(Records excerpted from a collection)
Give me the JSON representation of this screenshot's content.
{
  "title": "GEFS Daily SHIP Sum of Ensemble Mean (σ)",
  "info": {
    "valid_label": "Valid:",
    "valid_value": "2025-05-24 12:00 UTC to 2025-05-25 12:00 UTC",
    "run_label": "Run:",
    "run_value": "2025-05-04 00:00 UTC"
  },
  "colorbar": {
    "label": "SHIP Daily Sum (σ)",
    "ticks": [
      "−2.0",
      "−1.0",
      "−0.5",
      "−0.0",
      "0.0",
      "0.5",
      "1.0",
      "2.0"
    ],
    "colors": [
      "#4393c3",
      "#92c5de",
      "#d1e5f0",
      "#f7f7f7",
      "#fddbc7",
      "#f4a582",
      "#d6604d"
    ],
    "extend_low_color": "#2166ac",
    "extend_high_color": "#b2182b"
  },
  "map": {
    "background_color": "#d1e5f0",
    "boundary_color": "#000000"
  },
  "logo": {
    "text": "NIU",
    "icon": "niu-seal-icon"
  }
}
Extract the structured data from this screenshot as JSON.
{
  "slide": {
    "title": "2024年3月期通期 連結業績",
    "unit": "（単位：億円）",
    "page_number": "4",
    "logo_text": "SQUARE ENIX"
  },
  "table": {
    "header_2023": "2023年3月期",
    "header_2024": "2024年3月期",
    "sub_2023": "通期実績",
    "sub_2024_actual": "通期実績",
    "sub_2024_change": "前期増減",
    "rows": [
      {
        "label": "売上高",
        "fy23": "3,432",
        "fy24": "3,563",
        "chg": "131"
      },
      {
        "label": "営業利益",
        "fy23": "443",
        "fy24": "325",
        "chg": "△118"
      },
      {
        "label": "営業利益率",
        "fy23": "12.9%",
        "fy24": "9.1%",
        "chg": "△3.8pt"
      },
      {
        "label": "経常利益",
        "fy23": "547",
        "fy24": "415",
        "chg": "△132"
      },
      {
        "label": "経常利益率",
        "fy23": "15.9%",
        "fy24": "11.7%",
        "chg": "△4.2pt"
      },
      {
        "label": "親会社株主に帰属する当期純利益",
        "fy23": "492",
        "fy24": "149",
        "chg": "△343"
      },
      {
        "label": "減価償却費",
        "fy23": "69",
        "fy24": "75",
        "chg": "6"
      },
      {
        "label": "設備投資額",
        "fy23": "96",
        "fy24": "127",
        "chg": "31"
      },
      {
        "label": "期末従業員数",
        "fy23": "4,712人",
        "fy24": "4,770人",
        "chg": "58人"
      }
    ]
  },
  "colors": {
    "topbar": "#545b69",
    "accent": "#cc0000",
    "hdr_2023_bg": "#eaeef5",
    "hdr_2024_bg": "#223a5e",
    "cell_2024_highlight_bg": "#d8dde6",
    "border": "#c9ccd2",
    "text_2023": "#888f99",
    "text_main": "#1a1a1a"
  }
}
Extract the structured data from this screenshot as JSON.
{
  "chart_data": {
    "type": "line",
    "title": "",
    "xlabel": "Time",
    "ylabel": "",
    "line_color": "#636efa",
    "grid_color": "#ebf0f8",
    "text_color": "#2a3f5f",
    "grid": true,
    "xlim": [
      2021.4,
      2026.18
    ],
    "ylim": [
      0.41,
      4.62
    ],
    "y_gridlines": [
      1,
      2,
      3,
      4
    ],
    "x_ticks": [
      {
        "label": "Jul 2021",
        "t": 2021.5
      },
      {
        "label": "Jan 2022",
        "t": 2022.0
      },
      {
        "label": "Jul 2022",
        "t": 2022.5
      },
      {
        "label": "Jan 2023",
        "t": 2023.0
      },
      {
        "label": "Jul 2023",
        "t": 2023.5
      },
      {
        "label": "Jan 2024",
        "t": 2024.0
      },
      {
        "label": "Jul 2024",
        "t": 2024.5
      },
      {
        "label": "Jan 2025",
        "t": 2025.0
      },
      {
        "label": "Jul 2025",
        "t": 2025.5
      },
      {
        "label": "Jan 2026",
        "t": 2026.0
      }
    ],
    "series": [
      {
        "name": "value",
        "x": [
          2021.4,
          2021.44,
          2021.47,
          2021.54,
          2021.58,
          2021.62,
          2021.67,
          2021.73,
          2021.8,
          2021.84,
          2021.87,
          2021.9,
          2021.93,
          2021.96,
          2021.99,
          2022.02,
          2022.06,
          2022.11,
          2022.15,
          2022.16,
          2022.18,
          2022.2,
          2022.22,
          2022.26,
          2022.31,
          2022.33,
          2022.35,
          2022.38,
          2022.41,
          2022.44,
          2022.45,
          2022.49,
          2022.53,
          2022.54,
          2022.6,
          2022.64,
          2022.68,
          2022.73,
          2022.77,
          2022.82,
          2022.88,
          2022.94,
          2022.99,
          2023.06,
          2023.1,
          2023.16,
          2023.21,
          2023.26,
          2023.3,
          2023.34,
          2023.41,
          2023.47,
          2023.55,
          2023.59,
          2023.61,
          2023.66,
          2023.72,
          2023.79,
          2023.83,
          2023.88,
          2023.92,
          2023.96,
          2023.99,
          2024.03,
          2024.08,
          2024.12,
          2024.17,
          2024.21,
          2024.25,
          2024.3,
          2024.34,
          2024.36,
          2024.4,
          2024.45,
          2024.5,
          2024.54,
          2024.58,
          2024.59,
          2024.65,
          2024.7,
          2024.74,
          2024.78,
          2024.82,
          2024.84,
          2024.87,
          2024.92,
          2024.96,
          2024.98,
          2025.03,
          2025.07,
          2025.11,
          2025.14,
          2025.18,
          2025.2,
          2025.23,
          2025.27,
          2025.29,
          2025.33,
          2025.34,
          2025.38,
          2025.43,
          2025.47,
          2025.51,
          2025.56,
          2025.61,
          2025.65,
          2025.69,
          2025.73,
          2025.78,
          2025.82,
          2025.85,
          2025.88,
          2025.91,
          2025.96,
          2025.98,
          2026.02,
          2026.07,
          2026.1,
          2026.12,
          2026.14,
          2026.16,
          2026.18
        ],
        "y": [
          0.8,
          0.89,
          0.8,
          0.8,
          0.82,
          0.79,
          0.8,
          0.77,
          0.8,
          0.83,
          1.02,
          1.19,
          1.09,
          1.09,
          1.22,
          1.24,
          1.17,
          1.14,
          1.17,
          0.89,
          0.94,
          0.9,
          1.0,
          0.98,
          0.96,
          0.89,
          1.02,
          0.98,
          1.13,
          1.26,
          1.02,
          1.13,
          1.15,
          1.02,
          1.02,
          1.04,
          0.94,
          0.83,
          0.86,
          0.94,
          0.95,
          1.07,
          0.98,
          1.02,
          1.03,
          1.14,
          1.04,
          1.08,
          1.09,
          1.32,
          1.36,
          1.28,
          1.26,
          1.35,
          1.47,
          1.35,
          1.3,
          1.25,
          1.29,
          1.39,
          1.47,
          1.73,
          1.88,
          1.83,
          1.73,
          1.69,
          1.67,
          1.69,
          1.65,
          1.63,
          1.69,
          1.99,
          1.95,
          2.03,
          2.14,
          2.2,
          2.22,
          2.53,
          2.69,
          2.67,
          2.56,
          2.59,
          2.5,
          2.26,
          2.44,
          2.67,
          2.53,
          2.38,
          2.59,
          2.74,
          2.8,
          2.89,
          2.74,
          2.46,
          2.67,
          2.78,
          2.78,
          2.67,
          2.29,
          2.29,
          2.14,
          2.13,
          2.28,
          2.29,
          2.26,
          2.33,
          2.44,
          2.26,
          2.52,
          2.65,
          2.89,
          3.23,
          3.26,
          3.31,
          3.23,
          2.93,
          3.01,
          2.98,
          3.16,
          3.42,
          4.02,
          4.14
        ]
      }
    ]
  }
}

Job: Copy out every line of the data above, exactly as given.

Expected answer:
Give me the JSON representation of this screenshot's content.
{
  "title": "GEFS Daily SHIP Sum of Ensemble Mean (σ)",
  "info": {
    "valid_label": "Valid:",
    "valid_value": "2025-05-24 12:00 UTC to 2025-05-25 12:00 UTC",
    "run_label": "Run:",
    "run_value": "2025-05-04 00:00 UTC"
  },
  "colorbar": {
    "label": "SHIP Daily Sum (σ)",
    "ticks": [
      "−2.0",
      "−1.0",
      "−0.5",
      "−0.0",
      "0.0",
      "0.5",
      "1.0",
      "2.0"
    ],
    "colors": [
      "#4393c3",
      "#92c5de",
      "#d1e5f0",
      "#f7f7f7",
      "#fddbc7",
      "#f4a582",
      "#d6604d"
    ],
    "extend_low_color": "#2166ac",
    "extend_high_color": "#b2182b"
  },
  "map": {
    "background_color": "#d1e5f0",
    "boundary_color": "#000000"
  },
  "logo": {
    "text": "NIU",
    "icon": "niu-seal-icon"
  }
}
Extract the structured data from this screenshot as JSON.
{
  "slide": {
    "title": "2024年3月期通期 連結業績",
    "unit": "（単位：億円）",
    "page_number": "4",
    "logo_text": "SQUARE ENIX"
  },
  "table": {
    "header_2023": "2023年3月期",
    "header_2024": "2024年3月期",
    "sub_2023": "通期実績",
    "sub_2024_actual": "通期実績",
    "sub_2024_change": "前期増減",
    "rows": [
      {
        "label": "売上高",
        "fy23": "3,432",
        "fy24": "3,563",
        "chg": "131"
      },
      {
        "label": "営業利益",
        "fy23": "443",
        "fy24": "325",
        "chg": "△118"
      },
      {
        "label": "営業利益率",
        "fy23": "12.9%",
        "fy24": "9.1%",
        "chg": "△3.8pt"
      },
      {
        "label": "経常利益",
        "fy23": "547",
        "fy24": "415",
        "chg": "△132"
      },
      {
        "label": "経常利益率",
        "fy23": "15.9%",
        "fy24": "11.7%",
        "chg": "△4.2pt"
      },
      {
        "label": "親会社株主に帰属する当期純利益",
        "fy23": "492",
        "fy24": "149",
        "chg": "△343"
      },
      {
        "label": "減価償却費",
        "fy23": "69",
        "fy24": "75",
        "chg": "6"
      },
      {
        "label": "設備投資額",
        "fy23": "96",
        "fy24": "127",
        "chg": "31"
      },
      {
        "label": "期末従業員数",
        "fy23": "4,712人",
        "fy24": "4,770人",
        "chg": "58人"
      }
    ]
  },
  "colors": {
    "topbar": "#545b69",
    "accent": "#cc0000",
    "hdr_2023_bg": "#eaeef5",
    "hdr_2024_bg": "#223a5e",
    "cell_2024_highlight_bg": "#d8dde6",
    "border": "#c9ccd2",
    "text_2023": "#888f99",
    "text_main": "#1a1a1a"
  }
}
Extract the structured data from this screenshot as JSON.
{
  "chart_data": {
    "type": "line",
    "title": "",
    "xlabel": "Time",
    "ylabel": "",
    "line_color": "#636efa",
    "grid_color": "#ebf0f8",
    "text_color": "#2a3f5f",
    "grid": true,
    "xlim": [
      2021.4,
      2026.18
    ],
    "ylim": [
      0.41,
      4.62
    ],
    "y_gridlines": [
      1,
      2,
      3,
      4
    ],
    "x_ticks": [
      {
        "label": "Jul 2021",
        "t": 2021.5
      },
      {
        "label": "Jan 2022",
        "t": 2022.0
      },
      {
        "label": "Jul 2022",
        "t": 2022.5
      },
      {
        "label": "Jan 2023",
        "t": 2023.0
      },
      {
        "label": "Jul 2023",
        "t": 2023.5
      },
      {
        "label": "Jan 2024",
        "t": 2024.0
      },
      {
        "label": "Jul 2024",
        "t": 2024.5
      },
      {
        "label": "Jan 2025",
        "t": 2025.0
      },
      {
        "label": "Jul 2025",
        "t": 2025.5
      },
      {
        "label": "Jan 2026",
        "t": 2026.0
      }
    ],
    "series": [
      {
        "name": "value",
        "x": [
          2021.4,
          2021.44,
          2021.47,
          2021.54,
          2021.58,
          2021.62,
          2021.67,
          2021.73,
          2021.8,
          2021.84,
          2021.87,
          2021.9,
          2021.93,
          2021.96,
          2021.99,
          2022.02,
          2022.06,
          2022.11,
          2022.15,
          2022.16,
          2022.18,
          2022.2,
          2022.22,
          2022.26,
          2022.31,
          2022.33,
          2022.35,
          2022.38,
          2022.41,
          2022.44,
          2022.45,
          2022.49,
          2022.53,
          2022.54,
          2022.6,
          2022.64,
          2022.68,
          2022.73,
          2022.77,
          2022.82,
          2022.88,
          2022.94,
          2022.99,
          2023.06,
          2023.1,
          2023.16,
          2023.21,
          2023.26,
          2023.3,
          2023.34,
          2023.41,
          2023.47,
          2023.55,
          2023.59,
          2023.61,
          2023.66,
          2023.72,
          2023.79,
          2023.83,
          2023.88,
          2023.92,
          2023.96,
          2023.99,
          2024.03,
          2024.08,
          2024.12,
          2024.17,
          2024.21,
          2024.25,
          2024.3,
          2024.34,
          2024.36,
          2024.4,
          2024.45,
          2024.5,
          2024.54,
          2024.58,
          2024.59,
          2024.65,
          2024.7,
          2024.74,
          2024.78,
          2024.82,
          2024.84,
          2024.87,
          2024.92,
          2024.96,
          2024.98,
          2025.03,
          2025.07,
          2025.11,
          2025.14,
          2025.18,
          2025.2,
          2025.23,
          2025.27,
          2025.29,
          2025.33,
          2025.34,
          2025.38,
          2025.43,
          2025.47,
          2025.51,
          2025.56,
          2025.61,
          2025.65,
          2025.69,
          2025.73,
          2025.78,
          2025.82,
          2025.85,
          2025.88,
          2025.91,
          2025.96,
          2025.98,
          2026.02,
          2026.07,
          2026.1,
          2026.12,
          2026.14,
          2026.16,
          2026.18
        ],
        "y": [
          0.8,
          0.89,
          0.8,
          0.8,
          0.82,
          0.79,
          0.8,
          0.77,
          0.8,
          0.83,
          1.02,
          1.19,
          1.09,
          1.09,
          1.22,
          1.24,
          1.17,
          1.14,
          1.17,
          0.89,
          0.94,
          0.9,
          1.0,
          0.98,
          0.96,
          0.89,
          1.02,
          0.98,
          1.13,
          1.26,
          1.02,
          1.13,
          1.15,
          1.02,
          1.02,
          1.04,
          0.94,
          0.83,
          0.86,
          0.94,
          0.95,
          1.07,
          0.98,
          1.02,
          1.03,
          1.14,
          1.04,
          1.08,
          1.09,
          1.32,
          1.36,
          1.28,
          1.26,
          1.35,
          1.47,
          1.35,
          1.3,
          1.25,
          1.29,
          1.39,
          1.47,
          1.73,
          1.88,
          1.83,
          1.73,
          1.69,
          1.67,
          1.69,
          1.65,
          1.63,
          1.69,
          1.99,
          1.95,
          2.03,
          2.14,
          2.2,
          2.22,
          2.53,
          2.69,
          2.67,
          2.56,
          2.59,
          2.5,
          2.26,
          2.44,
          2.67,
          2.53,
          2.38,
          2.59,
          2.74,
          2.8,
          2.89,
          2.74,
          2.46,
          2.67,
          2.78,
          2.78,
          2.67,
          2.29,
          2.29,
          2.14,
          2.13,
          2.28,
          2.29,
          2.26,
          2.33,
          2.44,
          2.26,
          2.52,
          2.65,
          2.89,
          3.23,
          3.26,
          3.31,
          3.23,
          2.93,
          3.01,
          2.98,
          3.16,
          3.42,
          4.02,
          4.14
        ]
      }
    ]
  }
}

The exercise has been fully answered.